··· SUPPLIED DATA ···

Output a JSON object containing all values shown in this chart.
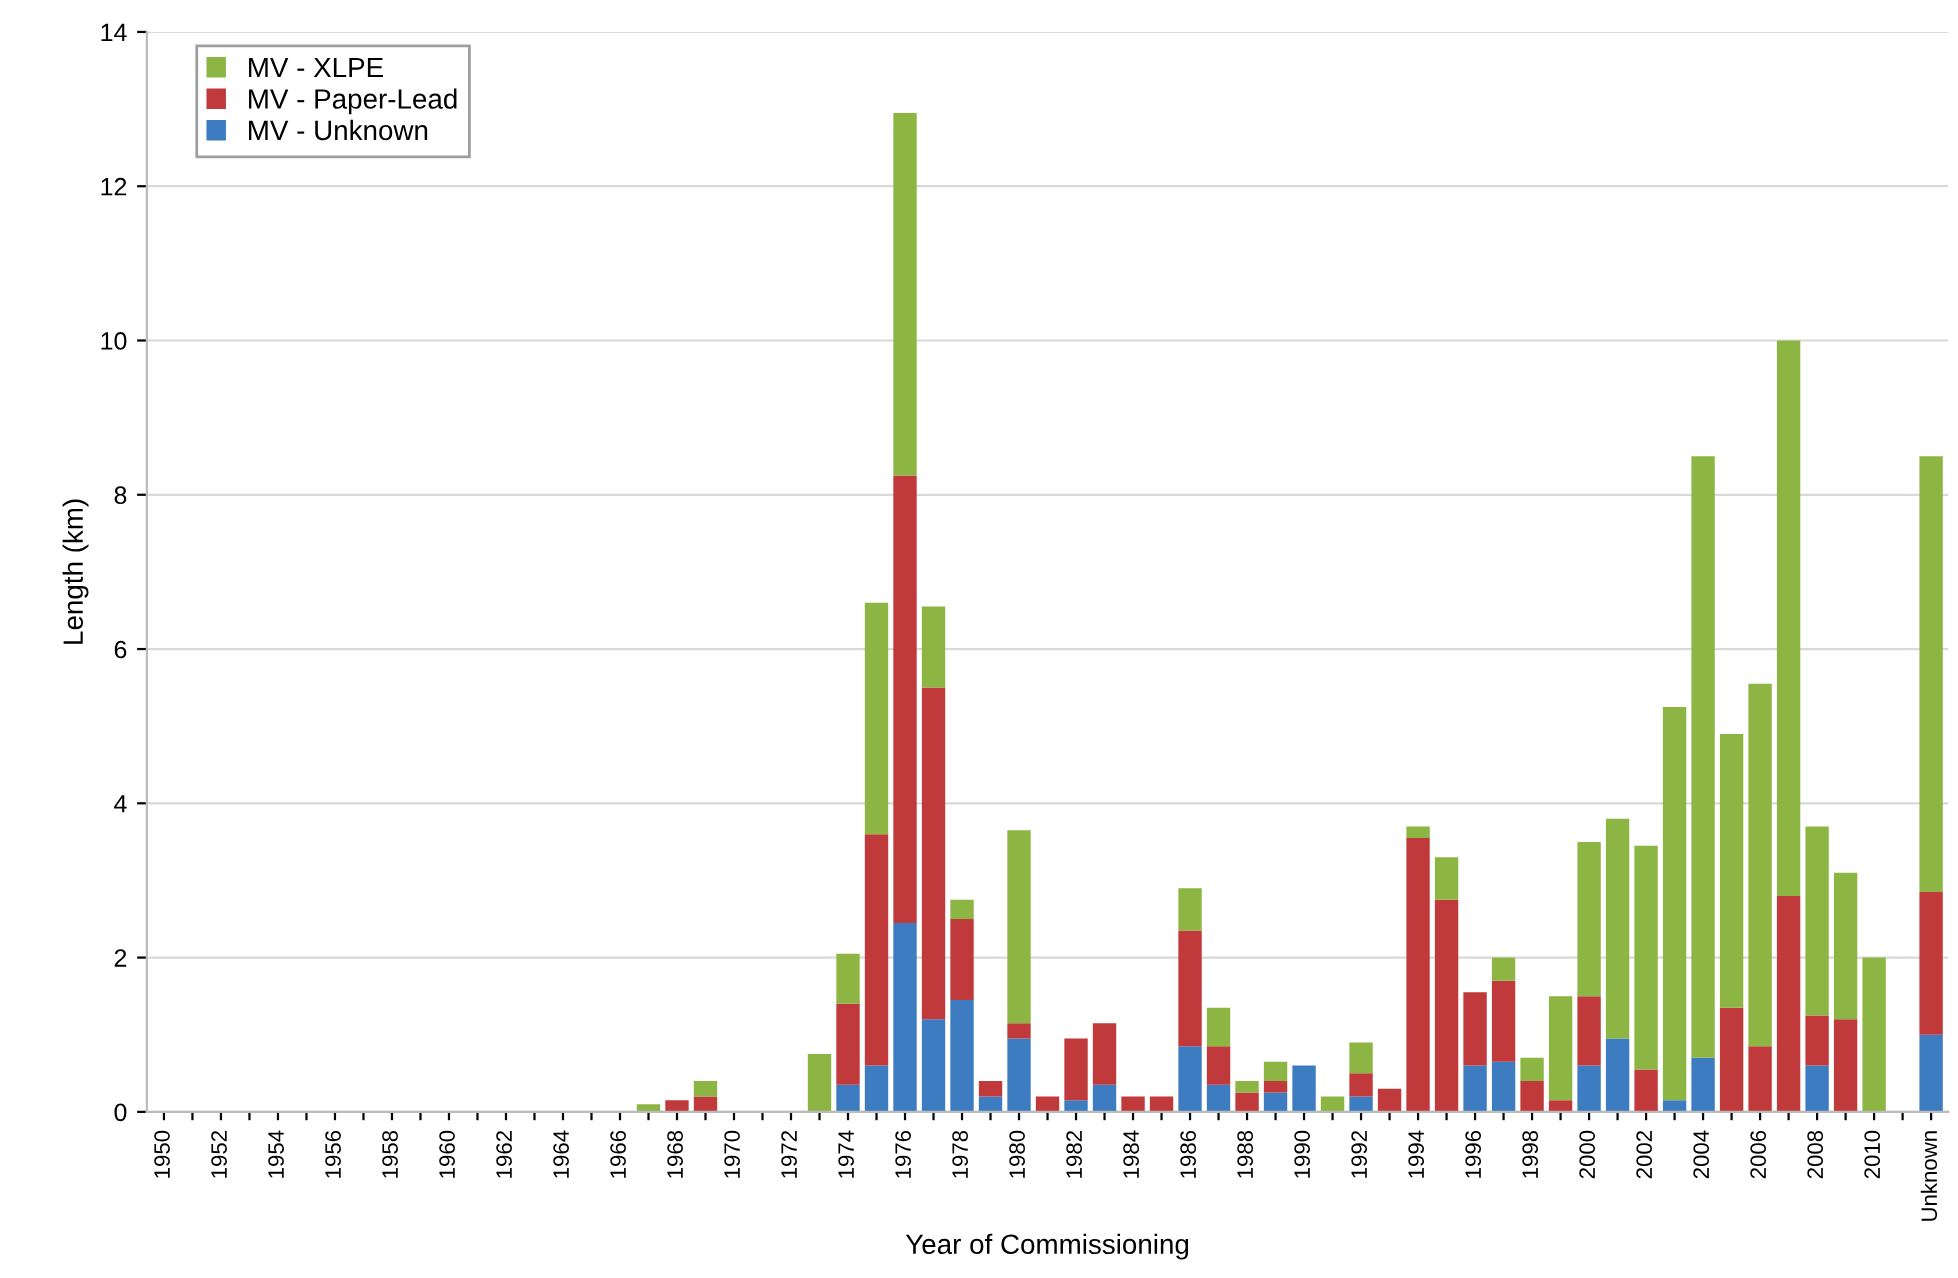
{
  "chart_data": {
    "type": "bar",
    "stacked": true,
    "xlabel": "Year of Commissioning",
    "ylabel": "Length (km)",
    "categories": [
      "1950",
      null,
      "1952",
      null,
      "1954",
      null,
      "1956",
      null,
      "1958",
      null,
      "1960",
      null,
      "1962",
      null,
      "1964",
      null,
      "1966",
      null,
      "1968",
      null,
      "1970",
      null,
      "1972",
      null,
      "1974",
      null,
      "1976",
      null,
      "1978",
      null,
      "1980",
      null,
      "1982",
      null,
      "1984",
      null,
      "1986",
      null,
      "1988",
      null,
      "1990",
      null,
      "1992",
      null,
      "1994",
      null,
      "1996",
      null,
      "1998",
      null,
      "2000",
      null,
      "2002",
      null,
      "2004",
      null,
      "2006",
      null,
      "2008",
      null,
      "2010",
      null,
      "Unknown"
    ],
    "series": [
      {
        "name": "MV - Unknown",
        "color": "#3d7cc0",
        "values": [
          0,
          0,
          0,
          0,
          0,
          0,
          0,
          0,
          0,
          0,
          0,
          0,
          0,
          0,
          0,
          0,
          0,
          0,
          0,
          0,
          0,
          0,
          0,
          0,
          0.35,
          0.6,
          2.45,
          1.2,
          1.45,
          0.2,
          0.95,
          0,
          0.15,
          0.35,
          0,
          0,
          0.85,
          0.35,
          0,
          0.25,
          0.6,
          0,
          0.2,
          0,
          0,
          0,
          0.6,
          0.65,
          0,
          0,
          0.6,
          0.95,
          0,
          0.15,
          0.7,
          0,
          0,
          0,
          0.6,
          0,
          0,
          null,
          1.0
        ]
      },
      {
        "name": "MV - Paper-Lead",
        "color": "#c0393b",
        "values": [
          0,
          0,
          0,
          0,
          0,
          0,
          0,
          0,
          0,
          0,
          0,
          0,
          0,
          0,
          0,
          0,
          0,
          0,
          0.15,
          0.2,
          0,
          0,
          0,
          0,
          1.05,
          3.0,
          5.8,
          4.3,
          1.05,
          0.2,
          0.2,
          0.2,
          0.8,
          0.8,
          0.2,
          0.2,
          1.5,
          0.5,
          0.25,
          0.15,
          0,
          0,
          0.3,
          0.3,
          3.55,
          2.75,
          0.95,
          1.05,
          0.4,
          0.15,
          0.9,
          0,
          0.55,
          0,
          0,
          1.35,
          0.85,
          2.8,
          0.65,
          1.2,
          0,
          null,
          1.85
        ]
      },
      {
        "name": "MV - XLPE",
        "color": "#8db544",
        "values": [
          0,
          0,
          0,
          0,
          0,
          0,
          0,
          0,
          0,
          0,
          0,
          0,
          0,
          0,
          0,
          0,
          0,
          0.1,
          0,
          0.2,
          0,
          0,
          0,
          0.75,
          0.65,
          3.0,
          4.7,
          1.05,
          0.25,
          0,
          2.5,
          0,
          0,
          0,
          0,
          0,
          0.55,
          0.5,
          0.15,
          0.25,
          0,
          0.2,
          0.4,
          0,
          0.15,
          0.55,
          0,
          0.3,
          0.3,
          1.35,
          2.0,
          2.85,
          2.9,
          5.1,
          7.8,
          3.55,
          4.7,
          7.2,
          2.45,
          1.9,
          2.0,
          null,
          5.65
        ]
      }
    ],
    "ylim": [
      0,
      14
    ],
    "yticks": [
      0,
      2,
      4,
      6,
      8,
      10,
      12,
      14
    ],
    "grid": "y",
    "legend": "top left"
  }
}
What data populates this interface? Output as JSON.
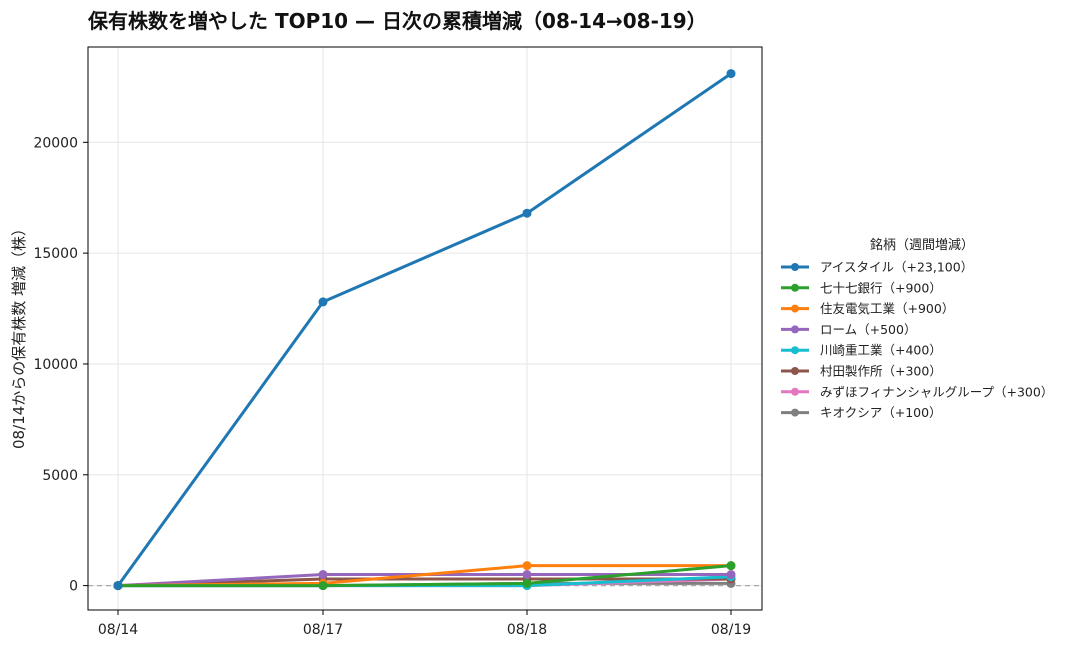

···

**THE PROBLEM**
Would you return the data exactly as written, without the pictures?

**TASK OUTPUT**
Output a JSON object containing all values shown in this chart.
{
  "chart_data": {
    "type": "bar",
    "stacked": true,
    "xlabel": "Year of Commissioning",
    "ylabel": "Length (km)",
    "categories": [
      "1950",
      null,
      "1952",
      null,
      "1954",
      null,
      "1956",
      null,
      "1958",
      null,
      "1960",
      null,
      "1962",
      null,
      "1964",
      null,
      "1966",
      null,
      "1968",
      null,
      "1970",
      null,
      "1972",
      null,
      "1974",
      null,
      "1976",
      null,
      "1978",
      null,
      "1980",
      null,
      "1982",
      null,
      "1984",
      null,
      "1986",
      null,
      "1988",
      null,
      "1990",
      null,
      "1992",
      null,
      "1994",
      null,
      "1996",
      null,
      "1998",
      null,
      "2000",
      null,
      "2002",
      null,
      "2004",
      null,
      "2006",
      null,
      "2008",
      null,
      "2010",
      null,
      "Unknown"
    ],
    "series": [
      {
        "name": "MV - Unknown",
        "color": "#3d7cc0",
        "values": [
          0,
          0,
          0,
          0,
          0,
          0,
          0,
          0,
          0,
          0,
          0,
          0,
          0,
          0,
          0,
          0,
          0,
          0,
          0,
          0,
          0,
          0,
          0,
          0,
          0.35,
          0.6,
          2.45,
          1.2,
          1.45,
          0.2,
          0.95,
          0,
          0.15,
          0.35,
          0,
          0,
          0.85,
          0.35,
          0,
          0.25,
          0.6,
          0,
          0.2,
          0,
          0,
          0,
          0.6,
          0.65,
          0,
          0,
          0.6,
          0.95,
          0,
          0.15,
          0.7,
          0,
          0,
          0,
          0.6,
          0,
          0,
          null,
          1.0
        ]
      },
      {
        "name": "MV - Paper-Lead",
        "color": "#c0393b",
        "values": [
          0,
          0,
          0,
          0,
          0,
          0,
          0,
          0,
          0,
          0,
          0,
          0,
          0,
          0,
          0,
          0,
          0,
          0,
          0.15,
          0.2,
          0,
          0,
          0,
          0,
          1.05,
          3.0,
          5.8,
          4.3,
          1.05,
          0.2,
          0.2,
          0.2,
          0.8,
          0.8,
          0.2,
          0.2,
          1.5,
          0.5,
          0.25,
          0.15,
          0,
          0,
          0.3,
          0.3,
          3.55,
          2.75,
          0.95,
          1.05,
          0.4,
          0.15,
          0.9,
          0,
          0.55,
          0,
          0,
          1.35,
          0.85,
          2.8,
          0.65,
          1.2,
          0,
          null,
          1.85
        ]
      },
      {
        "name": "MV - XLPE",
        "color": "#8db544",
        "values": [
          0,
          0,
          0,
          0,
          0,
          0,
          0,
          0,
          0,
          0,
          0,
          0,
          0,
          0,
          0,
          0,
          0,
          0.1,
          0,
          0.2,
          0,
          0,
          0,
          0.75,
          0.65,
          3.0,
          4.7,
          1.05,
          0.25,
          0,
          2.5,
          0,
          0,
          0,
          0,
          0,
          0.55,
          0.5,
          0.15,
          0.25,
          0,
          0.2,
          0.4,
          0,
          0.15,
          0.55,
          0,
          0.3,
          0.3,
          1.35,
          2.0,
          2.85,
          2.9,
          5.1,
          7.8,
          3.55,
          4.7,
          7.2,
          2.45,
          1.9,
          2.0,
          null,
          5.65
        ]
      }
    ],
    "ylim": [
      0,
      14
    ],
    "yticks": [
      0,
      2,
      4,
      6,
      8,
      10,
      12,
      14
    ],
    "grid": "y",
    "legend": "top left"
  }
}
What data populates this interface? Output as JSON.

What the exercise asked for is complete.